* [WORK TO COMPLETE] Print, exactly as given, each line of the data from the line containing "What text is on this page?" up to and including its last line.

****************

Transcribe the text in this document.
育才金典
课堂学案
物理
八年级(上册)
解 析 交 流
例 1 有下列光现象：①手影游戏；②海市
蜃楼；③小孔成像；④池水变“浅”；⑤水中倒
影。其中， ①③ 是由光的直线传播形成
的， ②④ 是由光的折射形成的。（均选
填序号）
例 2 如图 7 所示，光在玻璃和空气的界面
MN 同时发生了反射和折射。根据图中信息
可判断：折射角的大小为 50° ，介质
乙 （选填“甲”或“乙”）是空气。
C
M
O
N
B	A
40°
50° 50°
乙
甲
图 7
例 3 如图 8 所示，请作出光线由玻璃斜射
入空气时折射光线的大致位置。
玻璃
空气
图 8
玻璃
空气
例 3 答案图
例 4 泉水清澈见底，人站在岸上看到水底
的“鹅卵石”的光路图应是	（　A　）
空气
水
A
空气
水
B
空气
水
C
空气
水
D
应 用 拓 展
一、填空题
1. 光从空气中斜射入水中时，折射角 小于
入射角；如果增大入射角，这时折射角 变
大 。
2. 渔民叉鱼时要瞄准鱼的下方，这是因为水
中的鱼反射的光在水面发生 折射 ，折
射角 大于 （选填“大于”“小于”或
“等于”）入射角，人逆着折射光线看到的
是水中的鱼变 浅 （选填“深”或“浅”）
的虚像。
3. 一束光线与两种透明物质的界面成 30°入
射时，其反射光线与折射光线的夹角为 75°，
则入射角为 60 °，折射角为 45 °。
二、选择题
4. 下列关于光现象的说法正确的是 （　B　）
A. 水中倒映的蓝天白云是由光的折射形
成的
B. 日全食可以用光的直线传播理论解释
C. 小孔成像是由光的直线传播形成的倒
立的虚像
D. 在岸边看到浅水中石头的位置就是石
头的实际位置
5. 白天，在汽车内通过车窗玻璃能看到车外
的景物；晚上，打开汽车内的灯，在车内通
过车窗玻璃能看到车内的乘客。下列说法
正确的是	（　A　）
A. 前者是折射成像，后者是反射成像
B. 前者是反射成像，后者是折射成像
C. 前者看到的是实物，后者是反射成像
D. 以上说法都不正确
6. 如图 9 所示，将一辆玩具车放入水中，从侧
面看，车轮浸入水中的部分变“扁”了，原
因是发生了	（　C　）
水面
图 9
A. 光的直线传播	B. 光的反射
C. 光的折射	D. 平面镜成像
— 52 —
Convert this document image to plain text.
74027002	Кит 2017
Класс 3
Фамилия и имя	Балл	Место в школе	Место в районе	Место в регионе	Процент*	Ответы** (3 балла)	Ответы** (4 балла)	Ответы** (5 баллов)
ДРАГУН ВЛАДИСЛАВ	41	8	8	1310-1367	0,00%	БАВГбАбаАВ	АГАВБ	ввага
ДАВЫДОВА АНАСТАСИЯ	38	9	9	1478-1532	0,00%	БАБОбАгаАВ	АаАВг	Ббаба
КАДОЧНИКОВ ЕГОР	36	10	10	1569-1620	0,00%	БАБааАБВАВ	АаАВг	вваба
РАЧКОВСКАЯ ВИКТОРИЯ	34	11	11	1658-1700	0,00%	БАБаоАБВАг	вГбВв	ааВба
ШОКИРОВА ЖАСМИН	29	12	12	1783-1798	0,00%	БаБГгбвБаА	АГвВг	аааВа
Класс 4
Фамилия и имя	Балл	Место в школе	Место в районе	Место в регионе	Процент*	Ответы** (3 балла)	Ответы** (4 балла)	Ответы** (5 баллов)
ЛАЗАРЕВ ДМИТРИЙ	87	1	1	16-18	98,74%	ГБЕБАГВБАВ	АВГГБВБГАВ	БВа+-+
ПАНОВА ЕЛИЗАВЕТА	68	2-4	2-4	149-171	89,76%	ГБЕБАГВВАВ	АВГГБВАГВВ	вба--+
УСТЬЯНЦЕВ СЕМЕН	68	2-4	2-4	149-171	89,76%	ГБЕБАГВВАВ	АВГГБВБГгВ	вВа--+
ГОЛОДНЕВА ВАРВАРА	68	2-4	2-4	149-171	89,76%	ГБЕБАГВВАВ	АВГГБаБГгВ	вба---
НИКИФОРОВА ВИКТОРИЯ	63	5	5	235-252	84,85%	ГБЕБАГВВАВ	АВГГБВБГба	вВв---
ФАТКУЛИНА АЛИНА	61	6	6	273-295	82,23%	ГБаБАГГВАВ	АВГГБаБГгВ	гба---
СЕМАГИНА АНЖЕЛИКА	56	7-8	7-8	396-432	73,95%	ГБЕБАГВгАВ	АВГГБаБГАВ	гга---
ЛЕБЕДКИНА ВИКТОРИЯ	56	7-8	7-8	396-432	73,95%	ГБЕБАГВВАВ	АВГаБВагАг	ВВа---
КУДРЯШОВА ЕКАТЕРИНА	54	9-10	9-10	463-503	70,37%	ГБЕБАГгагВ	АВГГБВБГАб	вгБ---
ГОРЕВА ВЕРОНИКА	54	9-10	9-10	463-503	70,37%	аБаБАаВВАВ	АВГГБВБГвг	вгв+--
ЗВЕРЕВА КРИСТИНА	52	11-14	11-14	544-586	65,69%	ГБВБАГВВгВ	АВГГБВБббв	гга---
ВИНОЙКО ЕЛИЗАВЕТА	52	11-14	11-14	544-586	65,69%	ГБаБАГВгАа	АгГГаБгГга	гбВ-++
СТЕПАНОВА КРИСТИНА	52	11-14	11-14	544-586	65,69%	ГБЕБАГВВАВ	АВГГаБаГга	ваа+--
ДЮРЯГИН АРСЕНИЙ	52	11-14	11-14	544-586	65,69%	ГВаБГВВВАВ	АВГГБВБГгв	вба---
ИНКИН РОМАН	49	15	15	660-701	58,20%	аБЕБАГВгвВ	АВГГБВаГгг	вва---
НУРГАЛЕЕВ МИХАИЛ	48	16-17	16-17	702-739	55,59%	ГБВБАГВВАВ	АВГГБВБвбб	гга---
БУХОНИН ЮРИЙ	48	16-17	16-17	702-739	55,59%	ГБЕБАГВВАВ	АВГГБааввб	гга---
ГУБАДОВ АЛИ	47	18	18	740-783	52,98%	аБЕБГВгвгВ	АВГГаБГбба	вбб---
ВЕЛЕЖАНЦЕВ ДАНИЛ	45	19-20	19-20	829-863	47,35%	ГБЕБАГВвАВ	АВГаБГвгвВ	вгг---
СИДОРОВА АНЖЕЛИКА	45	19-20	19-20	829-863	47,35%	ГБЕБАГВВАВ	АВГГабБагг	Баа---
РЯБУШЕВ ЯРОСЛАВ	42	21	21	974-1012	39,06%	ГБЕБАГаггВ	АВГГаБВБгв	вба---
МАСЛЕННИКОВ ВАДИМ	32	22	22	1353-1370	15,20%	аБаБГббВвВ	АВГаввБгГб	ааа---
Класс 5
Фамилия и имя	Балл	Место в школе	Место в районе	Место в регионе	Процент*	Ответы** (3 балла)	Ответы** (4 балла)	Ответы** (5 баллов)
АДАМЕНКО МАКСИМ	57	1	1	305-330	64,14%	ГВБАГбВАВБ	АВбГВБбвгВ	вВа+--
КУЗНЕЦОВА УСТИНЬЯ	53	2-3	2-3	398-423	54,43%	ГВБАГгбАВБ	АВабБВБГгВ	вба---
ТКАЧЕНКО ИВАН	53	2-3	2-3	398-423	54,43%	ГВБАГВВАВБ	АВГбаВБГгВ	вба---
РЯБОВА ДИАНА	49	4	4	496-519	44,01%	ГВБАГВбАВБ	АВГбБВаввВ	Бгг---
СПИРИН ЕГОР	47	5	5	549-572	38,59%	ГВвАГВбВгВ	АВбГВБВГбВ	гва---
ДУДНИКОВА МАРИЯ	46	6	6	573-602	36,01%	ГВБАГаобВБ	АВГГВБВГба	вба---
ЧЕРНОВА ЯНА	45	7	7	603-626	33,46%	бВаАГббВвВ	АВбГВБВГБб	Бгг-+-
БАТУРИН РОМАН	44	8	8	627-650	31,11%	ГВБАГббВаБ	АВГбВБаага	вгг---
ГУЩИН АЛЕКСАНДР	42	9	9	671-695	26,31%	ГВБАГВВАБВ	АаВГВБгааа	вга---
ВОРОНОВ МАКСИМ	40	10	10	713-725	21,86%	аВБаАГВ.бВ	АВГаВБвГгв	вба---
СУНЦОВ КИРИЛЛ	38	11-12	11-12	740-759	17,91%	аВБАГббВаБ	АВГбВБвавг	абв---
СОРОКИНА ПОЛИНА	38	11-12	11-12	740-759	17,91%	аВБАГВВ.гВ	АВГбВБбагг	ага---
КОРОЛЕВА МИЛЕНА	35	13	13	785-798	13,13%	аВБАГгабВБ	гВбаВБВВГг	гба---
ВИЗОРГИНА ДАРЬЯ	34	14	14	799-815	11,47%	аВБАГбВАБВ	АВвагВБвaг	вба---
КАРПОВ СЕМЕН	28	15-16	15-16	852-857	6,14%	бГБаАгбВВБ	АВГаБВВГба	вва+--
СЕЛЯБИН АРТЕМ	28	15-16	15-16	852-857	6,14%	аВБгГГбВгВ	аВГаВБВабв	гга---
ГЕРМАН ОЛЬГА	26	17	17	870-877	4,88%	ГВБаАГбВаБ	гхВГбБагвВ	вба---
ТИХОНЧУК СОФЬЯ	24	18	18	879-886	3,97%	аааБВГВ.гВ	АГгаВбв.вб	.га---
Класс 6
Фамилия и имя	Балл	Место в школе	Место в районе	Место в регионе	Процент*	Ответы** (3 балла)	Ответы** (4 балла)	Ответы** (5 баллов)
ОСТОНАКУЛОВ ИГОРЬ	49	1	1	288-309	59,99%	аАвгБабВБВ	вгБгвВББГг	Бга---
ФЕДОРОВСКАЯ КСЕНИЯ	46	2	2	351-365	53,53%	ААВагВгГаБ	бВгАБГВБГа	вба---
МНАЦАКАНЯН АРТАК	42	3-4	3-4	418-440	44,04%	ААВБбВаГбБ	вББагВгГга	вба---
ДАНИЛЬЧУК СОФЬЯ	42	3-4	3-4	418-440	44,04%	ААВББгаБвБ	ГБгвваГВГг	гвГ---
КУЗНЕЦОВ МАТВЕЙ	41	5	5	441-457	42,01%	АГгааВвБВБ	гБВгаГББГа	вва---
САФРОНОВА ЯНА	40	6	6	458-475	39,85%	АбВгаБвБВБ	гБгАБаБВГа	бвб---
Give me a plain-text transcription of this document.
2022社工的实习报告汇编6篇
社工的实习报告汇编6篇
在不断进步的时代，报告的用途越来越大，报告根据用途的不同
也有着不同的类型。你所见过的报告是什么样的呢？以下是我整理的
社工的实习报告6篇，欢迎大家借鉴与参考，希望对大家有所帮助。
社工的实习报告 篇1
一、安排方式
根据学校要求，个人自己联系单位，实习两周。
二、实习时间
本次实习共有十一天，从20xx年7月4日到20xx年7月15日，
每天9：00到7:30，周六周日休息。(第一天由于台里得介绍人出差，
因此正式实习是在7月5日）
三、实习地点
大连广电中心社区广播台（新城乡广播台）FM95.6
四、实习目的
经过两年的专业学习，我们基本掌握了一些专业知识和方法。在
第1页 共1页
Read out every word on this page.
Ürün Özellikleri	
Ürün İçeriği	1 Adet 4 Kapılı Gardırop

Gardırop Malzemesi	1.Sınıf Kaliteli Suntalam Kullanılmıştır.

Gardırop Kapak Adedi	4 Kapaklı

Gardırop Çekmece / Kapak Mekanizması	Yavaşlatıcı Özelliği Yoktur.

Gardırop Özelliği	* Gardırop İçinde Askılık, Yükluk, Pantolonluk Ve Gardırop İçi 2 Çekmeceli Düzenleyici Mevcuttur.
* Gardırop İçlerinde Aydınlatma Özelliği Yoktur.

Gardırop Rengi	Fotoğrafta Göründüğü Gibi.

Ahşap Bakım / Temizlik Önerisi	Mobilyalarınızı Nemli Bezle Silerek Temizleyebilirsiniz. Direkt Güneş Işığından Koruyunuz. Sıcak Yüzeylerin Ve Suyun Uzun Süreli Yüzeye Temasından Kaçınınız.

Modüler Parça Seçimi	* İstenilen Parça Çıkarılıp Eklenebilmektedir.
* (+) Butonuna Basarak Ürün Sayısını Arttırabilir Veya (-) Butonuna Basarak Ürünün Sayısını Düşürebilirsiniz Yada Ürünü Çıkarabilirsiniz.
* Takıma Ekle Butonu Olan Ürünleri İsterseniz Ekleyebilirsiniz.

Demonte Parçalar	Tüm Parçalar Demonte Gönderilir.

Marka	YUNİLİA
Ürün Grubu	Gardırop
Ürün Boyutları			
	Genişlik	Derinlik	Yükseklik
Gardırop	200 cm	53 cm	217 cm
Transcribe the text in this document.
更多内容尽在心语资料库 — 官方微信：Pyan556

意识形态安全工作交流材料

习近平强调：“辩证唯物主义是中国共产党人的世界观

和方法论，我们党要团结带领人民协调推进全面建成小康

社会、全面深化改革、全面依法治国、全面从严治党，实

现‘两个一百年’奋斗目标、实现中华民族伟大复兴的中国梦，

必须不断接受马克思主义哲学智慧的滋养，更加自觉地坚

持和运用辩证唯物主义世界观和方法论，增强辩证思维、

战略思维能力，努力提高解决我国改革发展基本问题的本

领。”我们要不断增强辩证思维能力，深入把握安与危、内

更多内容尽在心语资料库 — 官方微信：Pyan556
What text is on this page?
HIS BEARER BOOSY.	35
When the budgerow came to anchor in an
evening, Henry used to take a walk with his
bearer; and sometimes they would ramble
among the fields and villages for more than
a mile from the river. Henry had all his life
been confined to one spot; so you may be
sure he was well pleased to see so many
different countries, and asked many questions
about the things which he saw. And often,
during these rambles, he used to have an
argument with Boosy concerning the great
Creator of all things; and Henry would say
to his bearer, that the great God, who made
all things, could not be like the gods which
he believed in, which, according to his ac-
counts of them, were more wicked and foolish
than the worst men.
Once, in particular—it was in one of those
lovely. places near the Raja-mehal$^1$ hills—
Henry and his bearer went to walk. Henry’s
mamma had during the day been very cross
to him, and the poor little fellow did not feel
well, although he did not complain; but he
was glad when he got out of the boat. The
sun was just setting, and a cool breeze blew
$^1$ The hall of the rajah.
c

****************

* [WRITTEN SOLUTION]
What text is on this page?
HIS BEARER BOOSY.	35
When the budgerow came to anchor in an
evening, Henry used to take a walk with his
bearer; and sometimes they would ramble
among the fields and villages for more than
a mile from the river. Henry had all his life
been confined to one spot; so you may be
sure he was well pleased to see so many
different countries, and asked many questions
about the things which he saw. And often,
during these rambles, he used to have an
argument with Boosy concerning the great
Creator of all things; and Henry would say
to his bearer, that the great God, who made
all things, could not be like the gods which
he believed in, which, according to his ac-
counts of them, were more wicked and foolish
than the worst men.
Once, in particular—it was in one of those
lovely. places near the Raja-mehal$^1$ hills—
Henry and his bearer went to walk. Henry’s
mamma had during the day been very cross
to him, and the poor little fellow did not feel
well, although he did not complain; but he
was glad when he got out of the boat. The
sun was just setting, and a cool breeze blew
$^1$ The hall of the rajah.
c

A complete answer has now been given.